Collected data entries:
>> Begin

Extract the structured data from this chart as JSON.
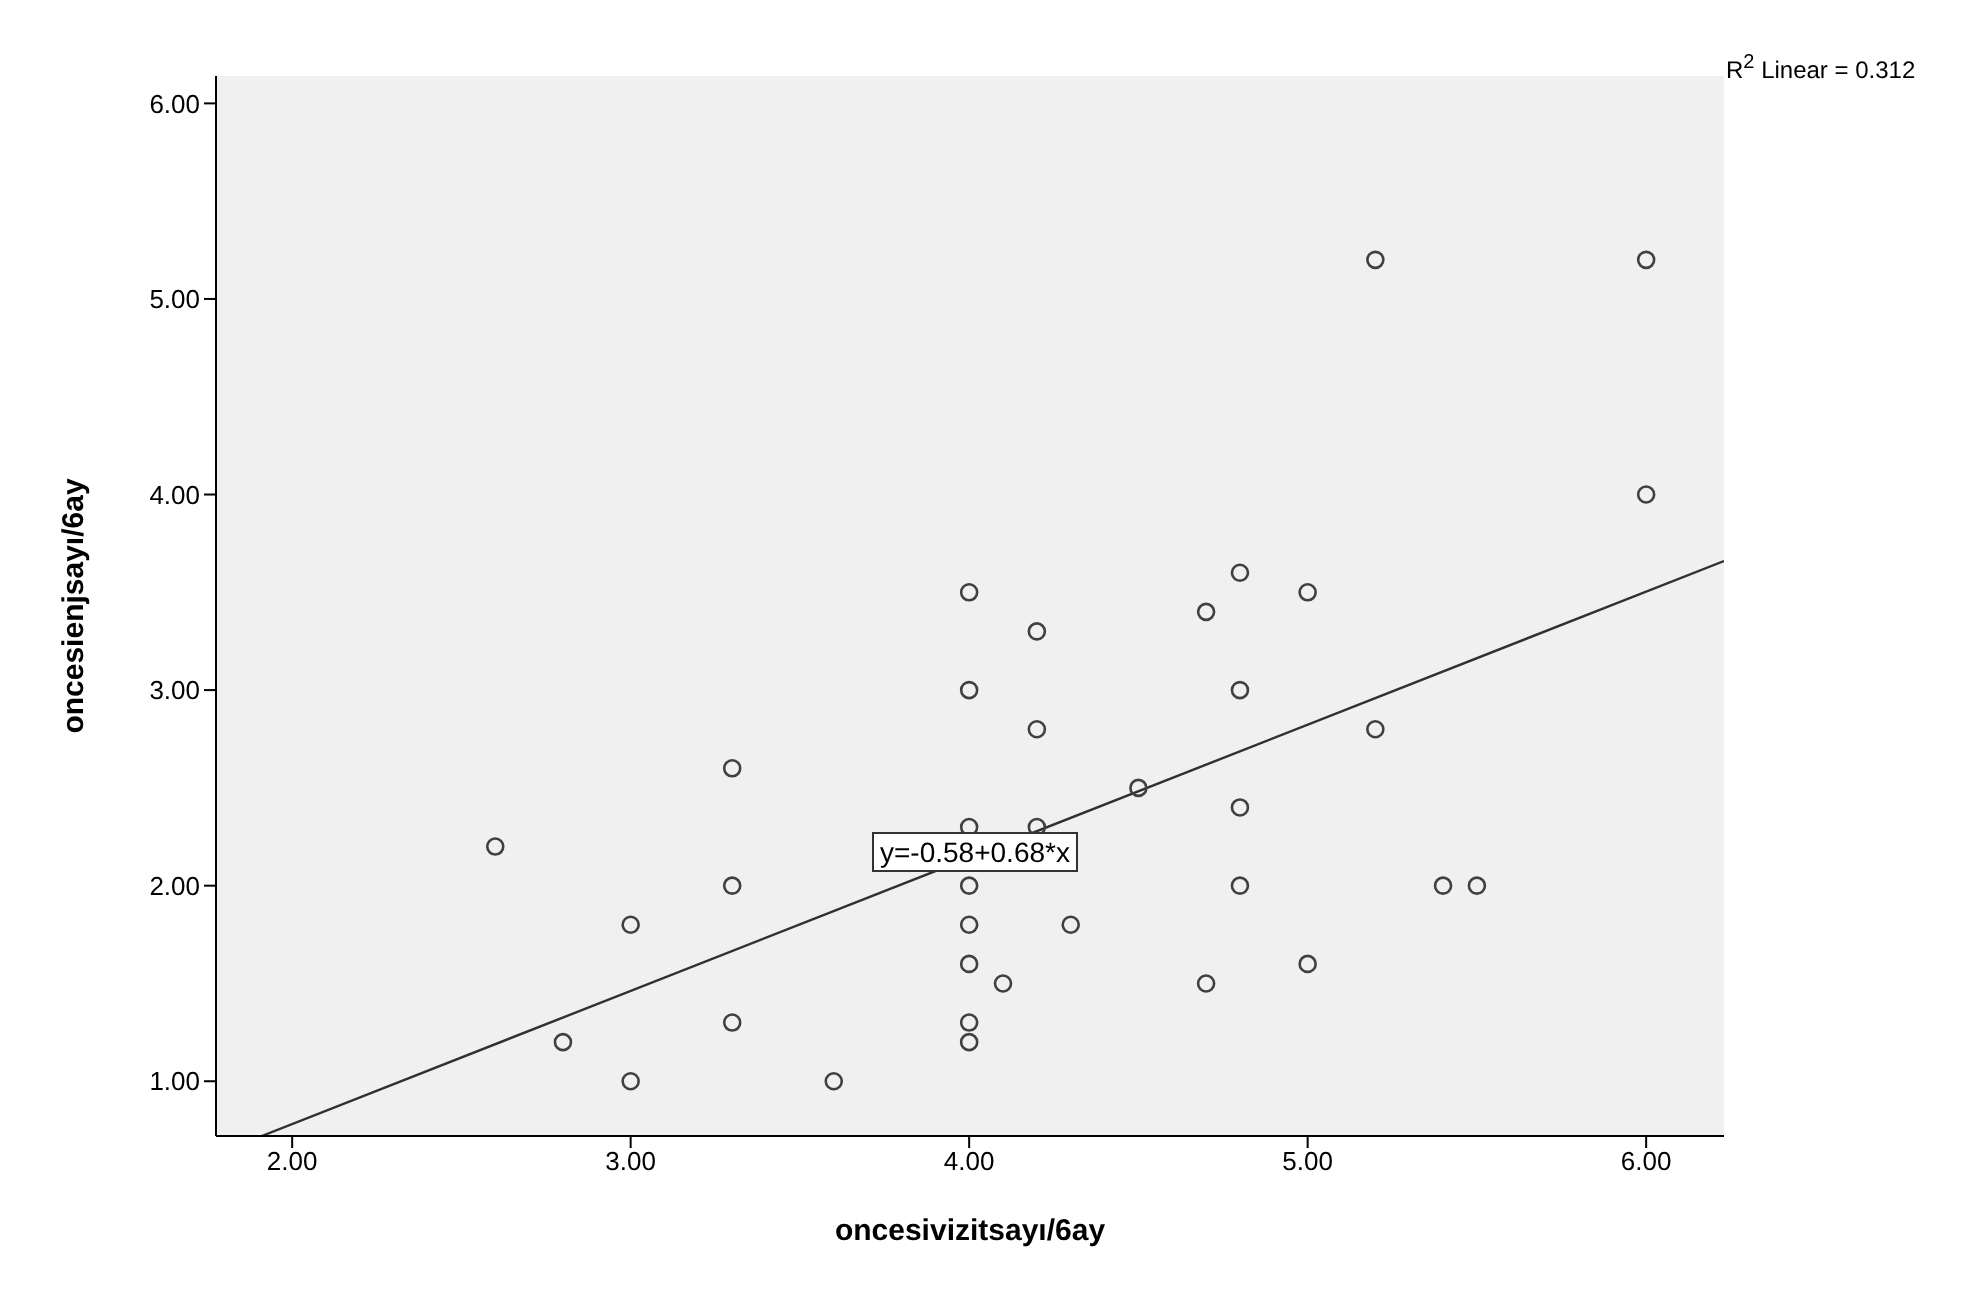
{
  "chart_data": {
    "type": "scatter",
    "xlabel": "oncesivizitsayı/6ay",
    "ylabel": "oncesienjsayı/6ay",
    "xlim": [
      1.775,
      6.23
    ],
    "ylim": [
      0.72,
      6.14
    ],
    "xticks": [
      {
        "value": 2,
        "label": "2.00"
      },
      {
        "value": 3,
        "label": "3.00"
      },
      {
        "value": 4,
        "label": "4.00"
      },
      {
        "value": 5,
        "label": "5.00"
      },
      {
        "value": 6,
        "label": "6.00"
      }
    ],
    "yticks": [
      {
        "value": 1,
        "label": "1.00"
      },
      {
        "value": 2,
        "label": "2.00"
      },
      {
        "value": 3,
        "label": "3.00"
      },
      {
        "value": 4,
        "label": "4.00"
      },
      {
        "value": 5,
        "label": "5.00"
      },
      {
        "value": 6,
        "label": "6.00"
      }
    ],
    "grid": false,
    "marker": "circle",
    "series": [
      {
        "color": "#404040",
        "x": [
          2.6,
          2.8,
          3.0,
          3.0,
          3.3,
          3.3,
          3.3,
          3.6,
          4.0,
          4.0,
          4.0,
          4.0,
          4.0,
          4.0,
          4.0,
          4.0,
          4.1,
          4.2,
          4.2,
          4.2,
          4.3,
          4.5,
          4.7,
          4.7,
          4.8,
          4.8,
          4.8,
          4.8,
          5.0,
          5.0,
          5.2,
          5.2,
          5.4,
          5.5,
          6.0,
          6.0
        ],
        "values": [
          2.2,
          1.2,
          1.8,
          1.0,
          2.6,
          2.0,
          1.3,
          1.0,
          3.5,
          3.0,
          2.3,
          2.0,
          1.8,
          1.6,
          1.3,
          1.2,
          1.5,
          3.3,
          2.8,
          2.3,
          1.8,
          2.5,
          3.4,
          1.5,
          3.6,
          3.0,
          2.4,
          2.0,
          3.5,
          1.6,
          5.2,
          2.8,
          2.0,
          2.0,
          5.2,
          4.0
        ]
      },
      {
        "type": "line",
        "color": "#303030",
        "marker": "none",
        "x": [
          1.91,
          6.23
        ],
        "values": [
          0.72,
          3.66
        ]
      }
    ],
    "annotations": [
      "y=-0.58+0.68*x",
      "R$^{2}$ Linear = 0.312"
    ]
  }
}
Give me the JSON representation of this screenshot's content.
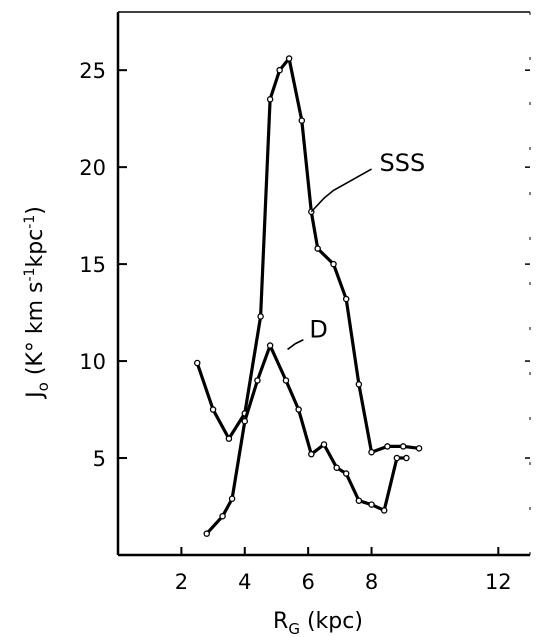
{
  "chart_data": {
    "type": "line",
    "xlabel": "R",
    "xlabel_sub": "G",
    "xlabel_unit": " (kpc)",
    "ylabel_parts": [
      "J",
      "o",
      " (K° km  s",
      "-1",
      "kpc",
      "-1",
      ")"
    ],
    "xlim": [
      0,
      13
    ],
    "ylim": [
      0,
      28
    ],
    "x_ticks": [
      2,
      4,
      6,
      8,
      12
    ],
    "y_ticks": [
      5,
      10,
      15,
      20,
      25
    ],
    "grid": false,
    "series": [
      {
        "name": "SSS",
        "x": [
          2.5,
          3.0,
          3.5,
          4.0,
          4.5,
          4.8,
          5.1,
          5.4,
          5.8,
          6.1,
          6.3,
          6.8,
          7.2,
          7.6,
          8.0,
          8.5,
          9.0,
          9.5
        ],
        "y": [
          9.9,
          7.5,
          6.0,
          7.3,
          12.3,
          23.5,
          25.0,
          25.6,
          22.4,
          17.7,
          15.8,
          15.0,
          13.2,
          8.8,
          5.3,
          5.6,
          5.6,
          5.5
        ]
      },
      {
        "name": "D",
        "x": [
          2.8,
          3.3,
          3.6,
          4.0,
          4.4,
          4.8,
          5.3,
          5.7,
          6.1,
          6.5,
          6.9,
          7.2,
          7.6,
          8.0,
          8.4,
          8.8,
          9.1
        ],
        "y": [
          1.1,
          2.0,
          2.9,
          6.9,
          9.0,
          10.8,
          9.0,
          7.5,
          5.2,
          5.7,
          4.5,
          4.2,
          2.8,
          2.6,
          2.3,
          5.0,
          5.0
        ]
      }
    ],
    "annotations": [
      {
        "text": "SSS",
        "series": "SSS"
      },
      {
        "text": "D",
        "series": "D"
      }
    ]
  }
}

>> End

TASK BRIEF: Find the word "JSON" in the data and show each line that holds it.

PROBLEM SOLUTION:
Extract the structured data from this chart as JSON.
Give me the JSON representation of this screenshot's content.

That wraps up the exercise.